Each record below must be returned exactly as shown.

Dataset entries
---

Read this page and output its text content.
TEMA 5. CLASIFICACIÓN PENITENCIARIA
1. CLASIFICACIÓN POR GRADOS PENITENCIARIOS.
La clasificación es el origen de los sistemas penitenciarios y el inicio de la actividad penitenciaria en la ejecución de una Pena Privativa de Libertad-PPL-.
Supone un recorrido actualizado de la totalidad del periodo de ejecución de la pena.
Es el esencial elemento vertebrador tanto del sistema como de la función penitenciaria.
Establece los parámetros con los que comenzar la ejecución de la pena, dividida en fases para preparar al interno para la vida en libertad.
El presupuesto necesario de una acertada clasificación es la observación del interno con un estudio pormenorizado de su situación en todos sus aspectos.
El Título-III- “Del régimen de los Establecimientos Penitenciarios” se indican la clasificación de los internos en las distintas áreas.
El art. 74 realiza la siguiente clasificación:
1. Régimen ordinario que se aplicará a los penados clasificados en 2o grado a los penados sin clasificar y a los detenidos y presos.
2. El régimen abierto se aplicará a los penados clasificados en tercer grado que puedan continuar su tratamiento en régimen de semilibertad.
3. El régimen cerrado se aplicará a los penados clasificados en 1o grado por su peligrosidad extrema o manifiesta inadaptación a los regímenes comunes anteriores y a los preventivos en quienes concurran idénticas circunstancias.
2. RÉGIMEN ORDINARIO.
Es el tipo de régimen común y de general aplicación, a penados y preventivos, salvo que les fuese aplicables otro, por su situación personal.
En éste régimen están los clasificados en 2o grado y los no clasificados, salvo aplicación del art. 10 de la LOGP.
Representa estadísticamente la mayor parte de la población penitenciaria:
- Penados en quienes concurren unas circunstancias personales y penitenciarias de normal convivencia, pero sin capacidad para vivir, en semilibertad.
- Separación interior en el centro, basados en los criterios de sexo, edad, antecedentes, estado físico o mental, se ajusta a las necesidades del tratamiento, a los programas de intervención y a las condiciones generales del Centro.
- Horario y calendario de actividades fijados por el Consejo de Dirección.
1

---

**COMPLETE ANSWER**
Read this page and output its text content.
TEMA 5. CLASIFICACIÓN PENITENCIARIA
1. CLASIFICACIÓN POR GRADOS PENITENCIARIOS.
La clasificación es el origen de los sistemas penitenciarios y el inicio de la actividad penitenciaria en la ejecución de una Pena Privativa de Libertad-PPL-.
Supone un recorrido actualizado de la totalidad del periodo de ejecución de la pena.
Es el esencial elemento vertebrador tanto del sistema como de la función penitenciaria.
Establece los parámetros con los que comenzar la ejecución de la pena, dividida en fases para preparar al interno para la vida en libertad.
El presupuesto necesario de una acertada clasificación es la observación del interno con un estudio pormenorizado de su situación en todos sus aspectos.
El Título-III- “Del régimen de los Establecimientos Penitenciarios” se indican la clasificación de los internos en las distintas áreas.
El art. 74 realiza la siguiente clasificación:
1. Régimen ordinario que se aplicará a los penados clasificados en 2o grado a los penados sin clasificar y a los detenidos y presos.
2. El régimen abierto se aplicará a los penados clasificados en tercer grado que puedan continuar su tratamiento en régimen de semilibertad.
3. El régimen cerrado se aplicará a los penados clasificados en 1o grado por su peligrosidad extrema o manifiesta inadaptación a los regímenes comunes anteriores y a los preventivos en quienes concurran idénticas circunstancias.
2. RÉGIMEN ORDINARIO.
Es el tipo de régimen común y de general aplicación, a penados y preventivos, salvo que les fuese aplicables otro, por su situación personal.
En éste régimen están los clasificados en 2o grado y los no clasificados, salvo aplicación del art. 10 de la LOGP.
Representa estadísticamente la mayor parte de la población penitenciaria:
- Penados en quienes concurren unas circunstancias personales y penitenciarias de normal convivencia, pero sin capacidad para vivir, en semilibertad.
- Separación interior en el centro, basados en los criterios de sexo, edad, antecedentes, estado físico o mental, se ajusta a las necesidades del tratamiento, a los programas de intervención y a las condiciones generales del Centro.
- Horario y calendario de actividades fijados por el Consejo de Dirección.
1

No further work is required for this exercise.